## start Dataset records

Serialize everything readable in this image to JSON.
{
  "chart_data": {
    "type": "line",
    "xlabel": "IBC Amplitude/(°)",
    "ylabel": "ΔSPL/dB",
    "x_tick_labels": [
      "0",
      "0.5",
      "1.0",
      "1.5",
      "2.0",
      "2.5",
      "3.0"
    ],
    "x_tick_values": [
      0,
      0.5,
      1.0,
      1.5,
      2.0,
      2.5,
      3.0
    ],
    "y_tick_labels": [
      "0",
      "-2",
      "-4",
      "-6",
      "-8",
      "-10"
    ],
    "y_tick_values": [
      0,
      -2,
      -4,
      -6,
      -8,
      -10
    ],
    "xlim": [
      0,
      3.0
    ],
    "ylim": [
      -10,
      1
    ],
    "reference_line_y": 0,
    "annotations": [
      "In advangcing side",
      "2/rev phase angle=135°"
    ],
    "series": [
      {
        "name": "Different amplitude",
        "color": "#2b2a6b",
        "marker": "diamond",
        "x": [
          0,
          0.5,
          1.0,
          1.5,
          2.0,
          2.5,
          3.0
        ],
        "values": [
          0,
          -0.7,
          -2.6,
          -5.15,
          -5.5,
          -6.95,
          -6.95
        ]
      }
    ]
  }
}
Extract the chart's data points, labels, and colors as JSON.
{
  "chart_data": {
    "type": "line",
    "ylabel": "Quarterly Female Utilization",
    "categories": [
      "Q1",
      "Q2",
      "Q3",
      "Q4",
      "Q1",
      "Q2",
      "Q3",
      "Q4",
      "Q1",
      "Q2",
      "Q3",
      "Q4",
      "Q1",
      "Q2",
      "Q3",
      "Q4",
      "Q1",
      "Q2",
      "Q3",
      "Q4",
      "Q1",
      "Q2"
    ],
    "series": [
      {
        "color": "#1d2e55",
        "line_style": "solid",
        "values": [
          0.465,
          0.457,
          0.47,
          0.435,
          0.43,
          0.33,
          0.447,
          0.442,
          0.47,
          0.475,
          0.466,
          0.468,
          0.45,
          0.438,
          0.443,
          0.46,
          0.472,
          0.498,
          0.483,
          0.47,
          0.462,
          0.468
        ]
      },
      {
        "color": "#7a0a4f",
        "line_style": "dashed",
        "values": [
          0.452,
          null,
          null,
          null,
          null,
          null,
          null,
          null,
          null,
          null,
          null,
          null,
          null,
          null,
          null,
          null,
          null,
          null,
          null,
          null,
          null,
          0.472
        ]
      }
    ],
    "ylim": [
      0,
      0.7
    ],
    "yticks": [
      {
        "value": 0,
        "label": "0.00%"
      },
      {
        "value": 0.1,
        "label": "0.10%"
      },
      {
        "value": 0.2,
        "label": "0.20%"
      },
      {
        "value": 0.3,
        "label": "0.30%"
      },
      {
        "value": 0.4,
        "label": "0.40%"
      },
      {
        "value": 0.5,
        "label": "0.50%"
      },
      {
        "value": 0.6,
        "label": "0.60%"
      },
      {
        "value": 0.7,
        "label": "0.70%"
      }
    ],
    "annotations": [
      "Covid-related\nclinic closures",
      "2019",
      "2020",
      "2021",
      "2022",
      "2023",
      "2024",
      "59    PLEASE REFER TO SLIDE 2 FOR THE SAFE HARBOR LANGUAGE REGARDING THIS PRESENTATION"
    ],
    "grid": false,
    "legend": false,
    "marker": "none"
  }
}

## end Dataset records

Repeat each record exactly, leaving nothing out.

▸ **Correct output**
Serialize everything readable in this image to JSON.
{
  "chart_data": {
    "type": "line",
    "xlabel": "IBC Amplitude/(°)",
    "ylabel": "ΔSPL/dB",
    "x_tick_labels": [
      "0",
      "0.5",
      "1.0",
      "1.5",
      "2.0",
      "2.5",
      "3.0"
    ],
    "x_tick_values": [
      0,
      0.5,
      1.0,
      1.5,
      2.0,
      2.5,
      3.0
    ],
    "y_tick_labels": [
      "0",
      "-2",
      "-4",
      "-6",
      "-8",
      "-10"
    ],
    "y_tick_values": [
      0,
      -2,
      -4,
      -6,
      -8,
      -10
    ],
    "xlim": [
      0,
      3.0
    ],
    "ylim": [
      -10,
      1
    ],
    "reference_line_y": 0,
    "annotations": [
      "In advangcing side",
      "2/rev phase angle=135°"
    ],
    "series": [
      {
        "name": "Different amplitude",
        "color": "#2b2a6b",
        "marker": "diamond",
        "x": [
          0,
          0.5,
          1.0,
          1.5,
          2.0,
          2.5,
          3.0
        ],
        "values": [
          0,
          -0.7,
          -2.6,
          -5.15,
          -5.5,
          -6.95,
          -6.95
        ]
      }
    ]
  }
}
Extract the chart's data points, labels, and colors as JSON.
{
  "chart_data": {
    "type": "line",
    "ylabel": "Quarterly Female Utilization",
    "categories": [
      "Q1",
      "Q2",
      "Q3",
      "Q4",
      "Q1",
      "Q2",
      "Q3",
      "Q4",
      "Q1",
      "Q2",
      "Q3",
      "Q4",
      "Q1",
      "Q2",
      "Q3",
      "Q4",
      "Q1",
      "Q2",
      "Q3",
      "Q4",
      "Q1",
      "Q2"
    ],
    "series": [
      {
        "color": "#1d2e55",
        "line_style": "solid",
        "values": [
          0.465,
          0.457,
          0.47,
          0.435,
          0.43,
          0.33,
          0.447,
          0.442,
          0.47,
          0.475,
          0.466,
          0.468,
          0.45,
          0.438,
          0.443,
          0.46,
          0.472,
          0.498,
          0.483,
          0.47,
          0.462,
          0.468
        ]
      },
      {
        "color": "#7a0a4f",
        "line_style": "dashed",
        "values": [
          0.452,
          null,
          null,
          null,
          null,
          null,
          null,
          null,
          null,
          null,
          null,
          null,
          null,
          null,
          null,
          null,
          null,
          null,
          null,
          null,
          null,
          0.472
        ]
      }
    ],
    "ylim": [
      0,
      0.7
    ],
    "yticks": [
      {
        "value": 0,
        "label": "0.00%"
      },
      {
        "value": 0.1,
        "label": "0.10%"
      },
      {
        "value": 0.2,
        "label": "0.20%"
      },
      {
        "value": 0.3,
        "label": "0.30%"
      },
      {
        "value": 0.4,
        "label": "0.40%"
      },
      {
        "value": 0.5,
        "label": "0.50%"
      },
      {
        "value": 0.6,
        "label": "0.60%"
      },
      {
        "value": 0.7,
        "label": "0.70%"
      }
    ],
    "annotations": [
      "Covid-related\nclinic closures",
      "2019",
      "2020",
      "2021",
      "2022",
      "2023",
      "2024",
      "59    PLEASE REFER TO SLIDE 2 FOR THE SAFE HARBOR LANGUAGE REGARDING THIS PRESENTATION"
    ],
    "grid": false,
    "legend": false,
    "marker": "none"
  }
}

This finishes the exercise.